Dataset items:
--- Start ---

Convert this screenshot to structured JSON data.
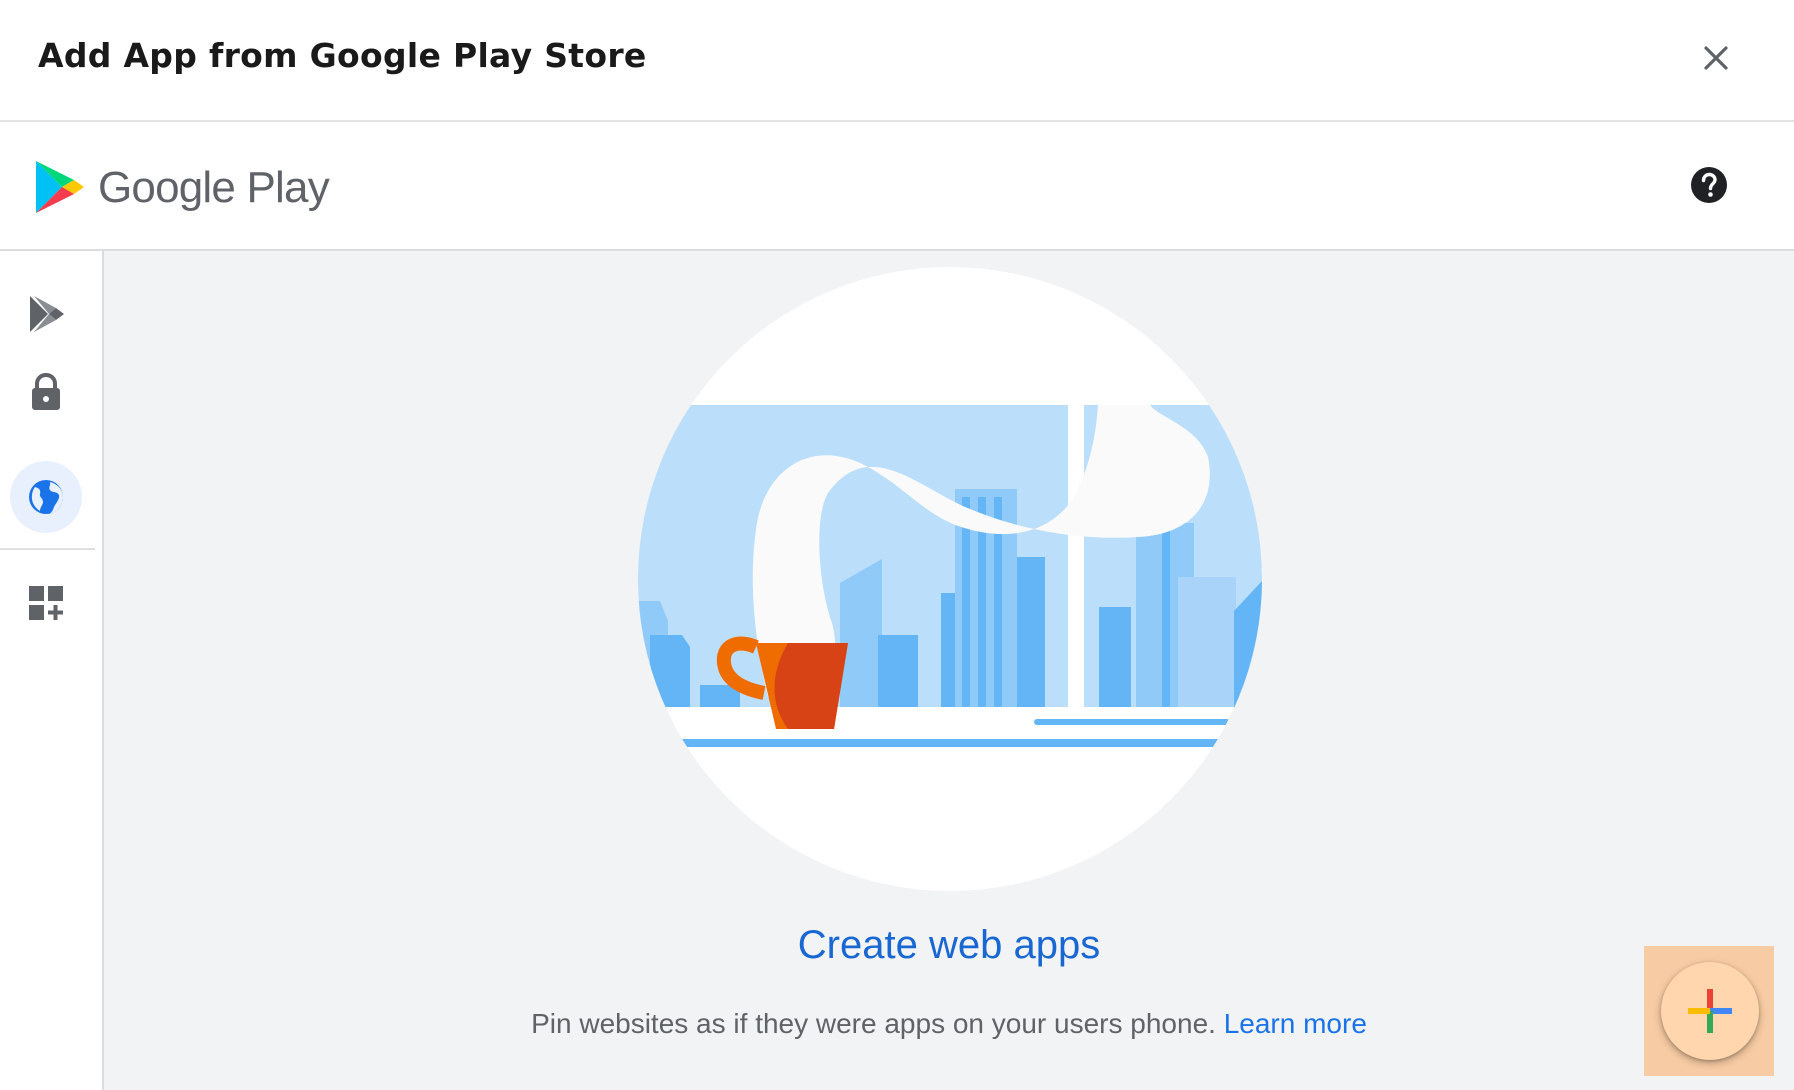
{
  "dialog": {
    "title": "Add App from Google Play Store"
  },
  "play_header": {
    "wordmark": "Google Play",
    "logo_icon": "google-play-logo-icon",
    "help_icon": "help-circle-icon"
  },
  "sidebar": {
    "items": [
      {
        "name": "play-store",
        "icon": "play-store-icon",
        "active": false
      },
      {
        "name": "private-apps",
        "icon": "lock-icon",
        "active": false
      },
      {
        "name": "web-apps",
        "icon": "globe-icon",
        "active": true
      },
      {
        "name": "organize-apps",
        "icon": "grid-add-icon",
        "active": false
      }
    ]
  },
  "main": {
    "empty_title": "Create web apps",
    "empty_description": "Pin websites as if they were apps on your users phone.",
    "learn_more": "Learn more"
  },
  "fab": {
    "icon": "google-plus-icon"
  },
  "colors": {
    "accent_blue": "#1a73e8",
    "title_blue": "#1967d2",
    "canvas_gray": "#f1f3f4",
    "active_nav_bg": "#e8f0fe",
    "highlight": "#f7cba3"
  }
}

--- End ---

Required task: Copy out all the data without changing anything, and drop the pictures.

Task output:
Convert this screenshot to structured JSON data.
{
  "dialog": {
    "title": "Add App from Google Play Store"
  },
  "play_header": {
    "wordmark": "Google Play",
    "logo_icon": "google-play-logo-icon",
    "help_icon": "help-circle-icon"
  },
  "sidebar": {
    "items": [
      {
        "name": "play-store",
        "icon": "play-store-icon",
        "active": false
      },
      {
        "name": "private-apps",
        "icon": "lock-icon",
        "active": false
      },
      {
        "name": "web-apps",
        "icon": "globe-icon",
        "active": true
      },
      {
        "name": "organize-apps",
        "icon": "grid-add-icon",
        "active": false
      }
    ]
  },
  "main": {
    "empty_title": "Create web apps",
    "empty_description": "Pin websites as if they were apps on your users phone.",
    "learn_more": "Learn more"
  },
  "fab": {
    "icon": "google-plus-icon"
  },
  "colors": {
    "accent_blue": "#1a73e8",
    "title_blue": "#1967d2",
    "canvas_gray": "#f1f3f4",
    "active_nav_bg": "#e8f0fe",
    "highlight": "#f7cba3"
  }
}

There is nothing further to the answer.